::: WORKING DATA :::

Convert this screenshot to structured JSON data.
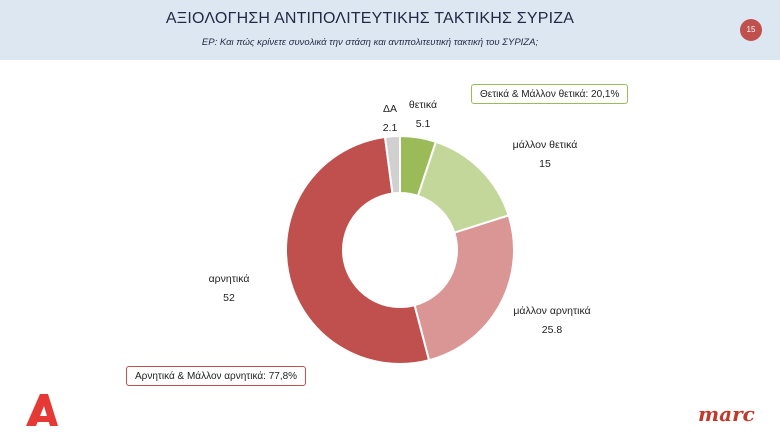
{
  "header": {
    "title": "ΑΞΙΟΛΟΓΗΣΗ ΑΝΤΙΠΟΛΙΤΕΥΤΙΚΗΣ ΤΑΚΤΙΚΗΣ ΣΥΡΙΖΑ",
    "question": "ΕΡ: Και πώς κρίνετε συνολικά την στάση και αντιπολιτευτική τακτική του ΣΥΡΙΖΑ;",
    "page_number": "15"
  },
  "callouts": {
    "positive": "Θετικά & Μάλλον θετικά: 20,1%",
    "negative": "Αρνητικά & Μάλλον αρνητικά: 77,8%"
  },
  "logos": {
    "left": "A",
    "right": "marc"
  },
  "colors": {
    "header_bg": "#dde7f1",
    "positive_border": "#9bbb59",
    "negative_border": "#c0504d",
    "badge": "#c0504d"
  },
  "chart_data": {
    "type": "pie",
    "subtype": "donut",
    "start_angle_deg": 0,
    "direction": "clockwise",
    "slices": [
      {
        "label": "θετικά",
        "value": 5.1,
        "display": "5.1",
        "color": "#9bbb59"
      },
      {
        "label": "μάλλον θετικά",
        "value": 15,
        "display": "15",
        "color": "#c4d79b"
      },
      {
        "label": "μάλλον αρνητικά",
        "value": 25.8,
        "display": "25.8",
        "color": "#da9694"
      },
      {
        "label": "αρνητικά",
        "value": 52,
        "display": "52",
        "color": "#c0504d"
      },
      {
        "label": "ΔΑ",
        "value": 2.1,
        "display": "2.1",
        "color": "#d0d0d0"
      }
    ]
  }
}
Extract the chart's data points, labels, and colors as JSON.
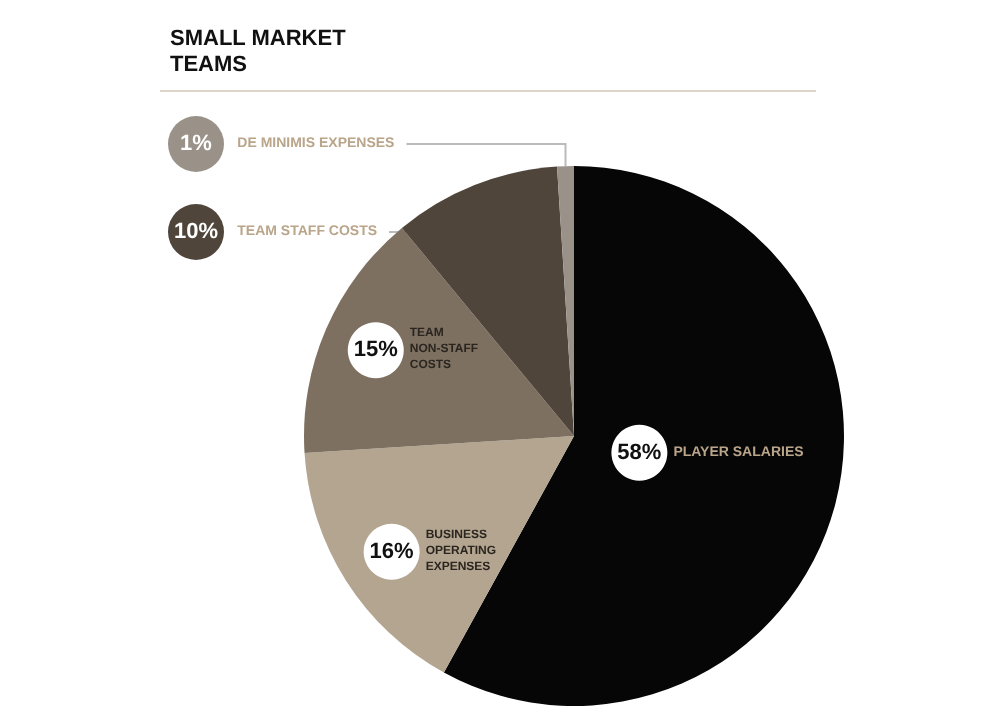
{
  "chart_data": {
    "type": "pie",
    "title": "SMALL MARKET TEAMS",
    "categories": [
      "PLAYER SALARIES",
      "BUSINESS OPERATING EXPENSES",
      "TEAM NON-STAFF COSTS",
      "TEAM STAFF COSTS",
      "DE MINIMIS EXPENSES"
    ],
    "values": [
      58,
      16,
      15,
      10,
      1
    ],
    "value_labels": [
      "58%",
      "16%",
      "15%",
      "10%",
      "1%"
    ],
    "colors": [
      "#060606",
      "#b3a58f",
      "#7d7060",
      "#4f453b",
      "#9a9188"
    ],
    "legend": false
  }
}
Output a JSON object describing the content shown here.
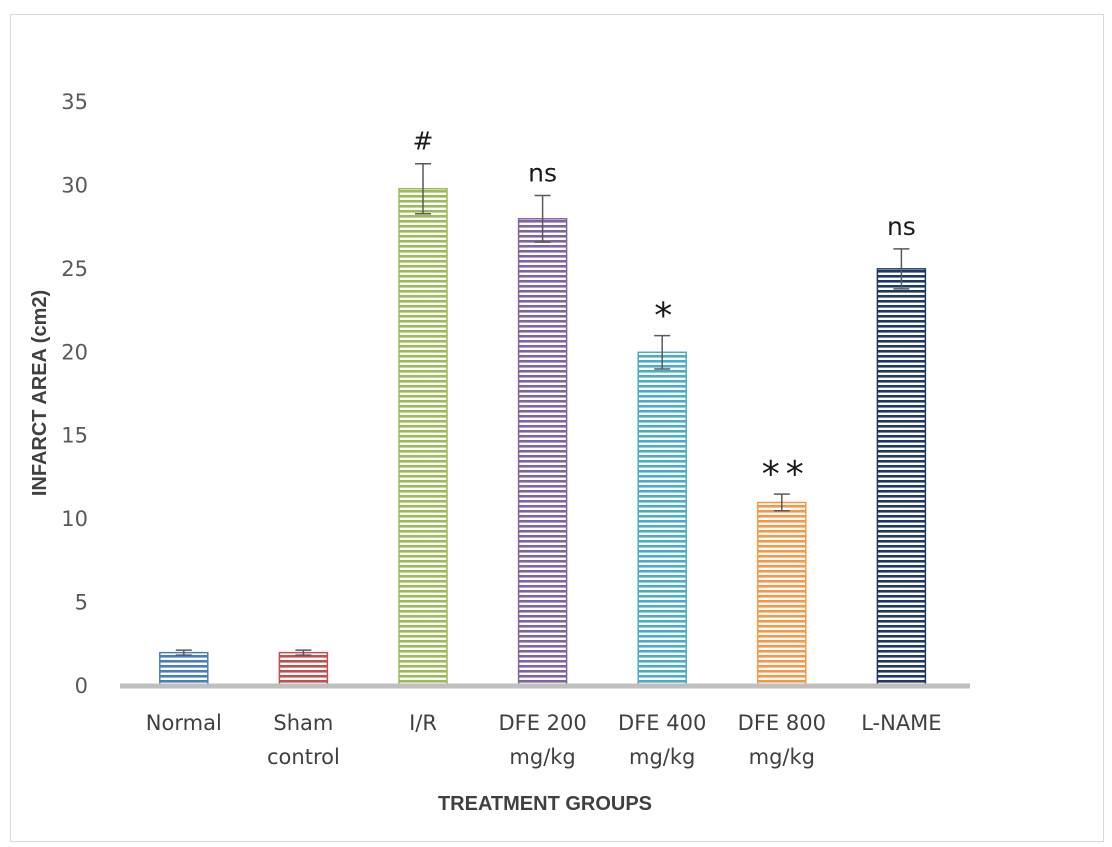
{
  "chart_data": {
    "type": "bar",
    "title": "",
    "xlabel": "TREATMENT GROUPS",
    "ylabel": "INFARCT AREA (cm2)",
    "ylim": [
      0,
      35
    ],
    "yticks": [
      "0",
      "5",
      "10",
      "15",
      "20",
      "25",
      "30",
      "35"
    ],
    "grid": false,
    "categories": [
      [
        "Normal"
      ],
      [
        "Sham",
        "control"
      ],
      [
        "I/R"
      ],
      [
        "DFE 200",
        "mg/kg"
      ],
      [
        "DFE 400",
        "mg/kg"
      ],
      [
        "DFE 800",
        "mg/kg"
      ],
      [
        "L-NAME"
      ]
    ],
    "values": [
      2,
      2,
      29.8,
      28,
      20,
      11,
      25
    ],
    "errors": [
      0.15,
      0.15,
      1.5,
      1.4,
      1.0,
      0.5,
      1.2
    ],
    "annotations": [
      "",
      "",
      "#",
      "ns",
      "*",
      "**",
      "ns"
    ],
    "colors": [
      "#4a7ebb",
      "#c0504d",
      "#9bbb59",
      "#8064a2",
      "#4bacc6",
      "#f79646",
      "#1f3864"
    ]
  }
}
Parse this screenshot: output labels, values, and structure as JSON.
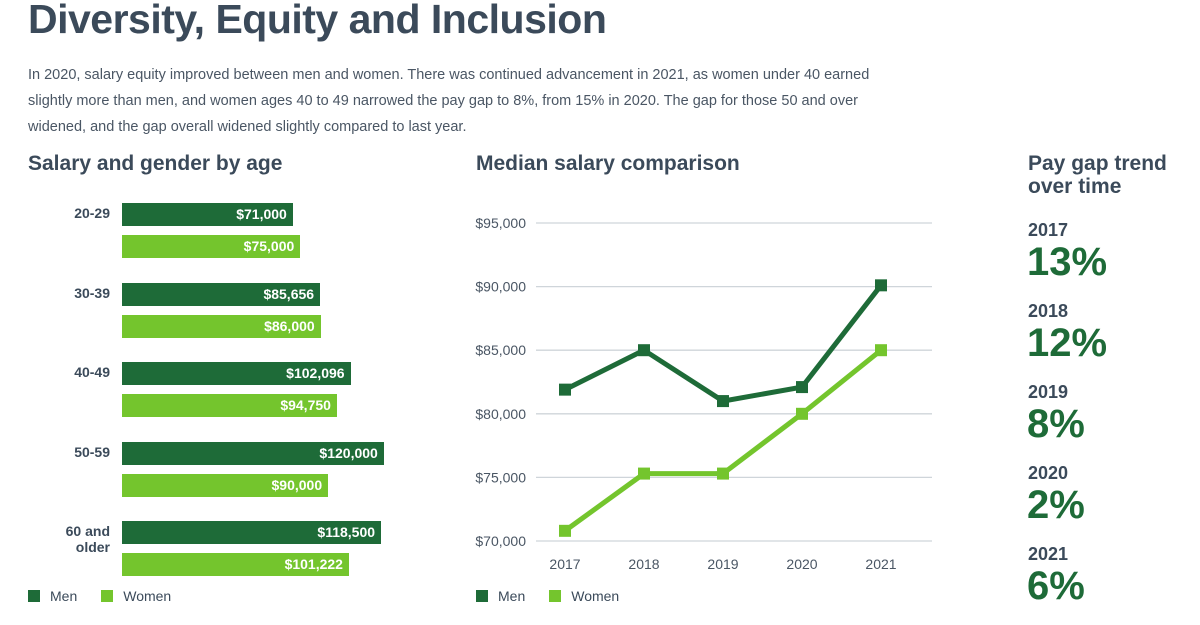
{
  "title": "Diversity, Equity and Inclusion",
  "intro": "In 2020, salary equity improved between men and women. There was continued advancement in 2021, as women under 40 earned slightly more than men, and women ages 40 to 49 narrowed the pay gap to 8%, from 15% in 2020. The gap for those 50 and over widened, and the gap overall widened slightly compared to last year.",
  "colors": {
    "men": "#1e6b38",
    "women": "#74c52d"
  },
  "chart_data": [
    {
      "type": "bar",
      "title": "Salary and gender by age",
      "categories": [
        "20-29",
        "30-39",
        "40-49",
        "50-59",
        "60 and older"
      ],
      "series": [
        {
          "name": "Men",
          "values": [
            71000,
            85656,
            102096,
            120000,
            118500
          ],
          "labels": [
            "$71,000",
            "$85,656",
            "$102,096",
            "$120,000",
            "$118,500"
          ]
        },
        {
          "name": "Women",
          "values": [
            75000,
            86000,
            94750,
            90000,
            101222
          ],
          "labels": [
            "$75,000",
            "$86,000",
            "$94,750",
            "$90,000",
            "$101,222"
          ]
        }
      ],
      "legend": "bottom-left"
    },
    {
      "type": "line",
      "title": "Median salary comparison",
      "x": [
        "2017",
        "2018",
        "2019",
        "2020",
        "2021"
      ],
      "ylim": [
        70000,
        95000
      ],
      "yticks": [
        "$70,000",
        "$75,000",
        "$80,000",
        "$85,000",
        "$90,000",
        "$95,000"
      ],
      "grid": true,
      "series": [
        {
          "name": "Men",
          "values": [
            81900,
            85000,
            81000,
            82100,
            90100
          ]
        },
        {
          "name": "Women",
          "values": [
            70800,
            75300,
            75300,
            80000,
            85000
          ]
        }
      ],
      "legend": "bottom-left"
    }
  ],
  "trend": {
    "title_1": "Pay gap trend",
    "title_2": "over time",
    "items": [
      {
        "year": "2017",
        "value": "13%"
      },
      {
        "year": "2018",
        "value": "12%"
      },
      {
        "year": "2019",
        "value": "8%"
      },
      {
        "year": "2020",
        "value": "2%"
      },
      {
        "year": "2021",
        "value": "6%"
      }
    ]
  }
}
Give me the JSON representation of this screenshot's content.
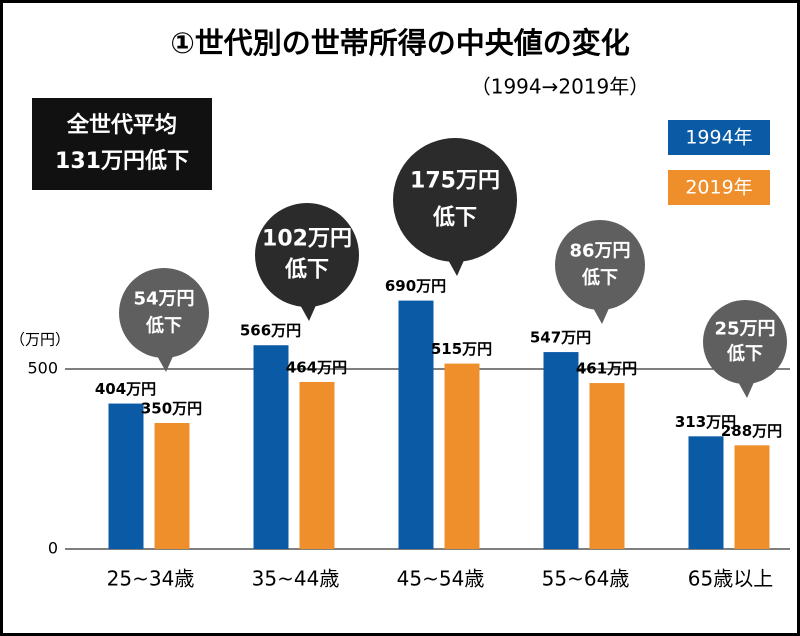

:::

DIRECTIONS FOR THIS TASK: Write out the entries above word for word. Do not include the pictures.

RESPONSE:
Convert this screenshot to structured JSON data.
{
  "header": {
    "title": "ΑΞΙΟΛΟΓΗΣΗ ΑΝΤΙΠΟΛΙΤΕΥΤΙΚΗΣ ΤΑΚΤΙΚΗΣ ΣΥΡΙΖΑ",
    "question": "ΕΡ: Και πώς κρίνετε συνολικά την στάση και αντιπολιτευτική τακτική του ΣΥΡΙΖΑ;",
    "page_number": "15"
  },
  "callouts": {
    "positive": "Θετικά & Μάλλον θετικά: 20,1%",
    "negative": "Αρνητικά & Μάλλον αρνητικά: 77,8%"
  },
  "logos": {
    "left": "A",
    "right": "marc"
  },
  "colors": {
    "header_bg": "#dde7f1",
    "positive_border": "#9bbb59",
    "negative_border": "#c0504d",
    "badge": "#c0504d"
  },
  "chart_data": {
    "type": "pie",
    "subtype": "donut",
    "start_angle_deg": 0,
    "direction": "clockwise",
    "slices": [
      {
        "label": "θετικά",
        "value": 5.1,
        "display": "5.1",
        "color": "#9bbb59"
      },
      {
        "label": "μάλλον θετικά",
        "value": 15,
        "display": "15",
        "color": "#c4d79b"
      },
      {
        "label": "μάλλον αρνητικά",
        "value": 25.8,
        "display": "25.8",
        "color": "#da9694"
      },
      {
        "label": "αρνητικά",
        "value": 52,
        "display": "52",
        "color": "#c0504d"
      },
      {
        "label": "ΔΑ",
        "value": 2.1,
        "display": "2.1",
        "color": "#d0d0d0"
      }
    ]
  }
}
Extract the chart's data points, labels, and colors as JSON.
{
  "chart_data": {
    "type": "pie",
    "title": "SMALL MARKET TEAMS",
    "categories": [
      "PLAYER SALARIES",
      "BUSINESS OPERATING EXPENSES",
      "TEAM NON-STAFF COSTS",
      "TEAM STAFF COSTS",
      "DE MINIMIS EXPENSES"
    ],
    "values": [
      58,
      16,
      15,
      10,
      1
    ],
    "value_labels": [
      "58%",
      "16%",
      "15%",
      "10%",
      "1%"
    ],
    "colors": [
      "#060606",
      "#b3a58f",
      "#7d7060",
      "#4f453b",
      "#9a9188"
    ],
    "legend": false
  }
}
Output a JSON object describing the content shown here.
{
  "chart_data": {
    "type": "bar",
    "title": "",
    "xlabel": "TREATMENT GROUPS",
    "ylabel": "INFARCT AREA (cm2)",
    "ylim": [
      0,
      35
    ],
    "yticks": [
      "0",
      "5",
      "10",
      "15",
      "20",
      "25",
      "30",
      "35"
    ],
    "grid": false,
    "categories": [
      [
        "Normal"
      ],
      [
        "Sham",
        "control"
      ],
      [
        "I/R"
      ],
      [
        "DFE 200",
        "mg/kg"
      ],
      [
        "DFE 400",
        "mg/kg"
      ],
      [
        "DFE 800",
        "mg/kg"
      ],
      [
        "L-NAME"
      ]
    ],
    "values": [
      2,
      2,
      29.8,
      28,
      20,
      11,
      25
    ],
    "errors": [
      0.15,
      0.15,
      1.5,
      1.4,
      1.0,
      0.5,
      1.2
    ],
    "annotations": [
      "",
      "",
      "#",
      "ns",
      "*",
      "**",
      "ns"
    ],
    "colors": [
      "#4a7ebb",
      "#c0504d",
      "#9bbb59",
      "#8064a2",
      "#4bacc6",
      "#f79646",
      "#1f3864"
    ]
  }
}
Parse this screenshot: output labels, values, and structure as JSON.
{
  "title": "Diversity, Equity and Inclusion",
  "intro": "In 2020, salary equity improved between men and women. There was continued advancement in 2021, as women under 40 earned slightly more than men, and women ages 40 to 49 narrowed the pay gap to 8%, from 15% in 2020. The gap for those 50 and over widened, and the gap overall widened slightly compared to last year.",
  "colors": {
    "men": "#1e6b38",
    "women": "#74c52d"
  },
  "chart_data": [
    {
      "type": "bar",
      "title": "Salary and gender by age",
      "categories": [
        "20-29",
        "30-39",
        "40-49",
        "50-59",
        "60 and older"
      ],
      "series": [
        {
          "name": "Men",
          "values": [
            71000,
            85656,
            102096,
            120000,
            118500
          ],
          "labels": [
            "$71,000",
            "$85,656",
            "$102,096",
            "$120,000",
            "$118,500"
          ]
        },
        {
          "name": "Women",
          "values": [
            75000,
            86000,
            94750,
            90000,
            101222
          ],
          "labels": [
            "$75,000",
            "$86,000",
            "$94,750",
            "$90,000",
            "$101,222"
          ]
        }
      ],
      "legend": "bottom-left"
    },
    {
      "type": "line",
      "title": "Median salary comparison",
      "x": [
        "2017",
        "2018",
        "2019",
        "2020",
        "2021"
      ],
      "ylim": [
        70000,
        95000
      ],
      "yticks": [
        "$70,000",
        "$75,000",
        "$80,000",
        "$85,000",
        "$90,000",
        "$95,000"
      ],
      "grid": true,
      "series": [
        {
          "name": "Men",
          "values": [
            81900,
            85000,
            81000,
            82100,
            90100
          ]
        },
        {
          "name": "Women",
          "values": [
            70800,
            75300,
            75300,
            80000,
            85000
          ]
        }
      ],
      "legend": "bottom-left"
    }
  ],
  "trend": {
    "title_1": "Pay gap trend",
    "title_2": "over time",
    "items": [
      {
        "year": "2017",
        "value": "13%"
      },
      {
        "year": "2018",
        "value": "12%"
      },
      {
        "year": "2019",
        "value": "8%"
      },
      {
        "year": "2020",
        "value": "2%"
      },
      {
        "year": "2021",
        "value": "6%"
      }
    ]
  }
}
Give me the JSON representation of this screenshot's content.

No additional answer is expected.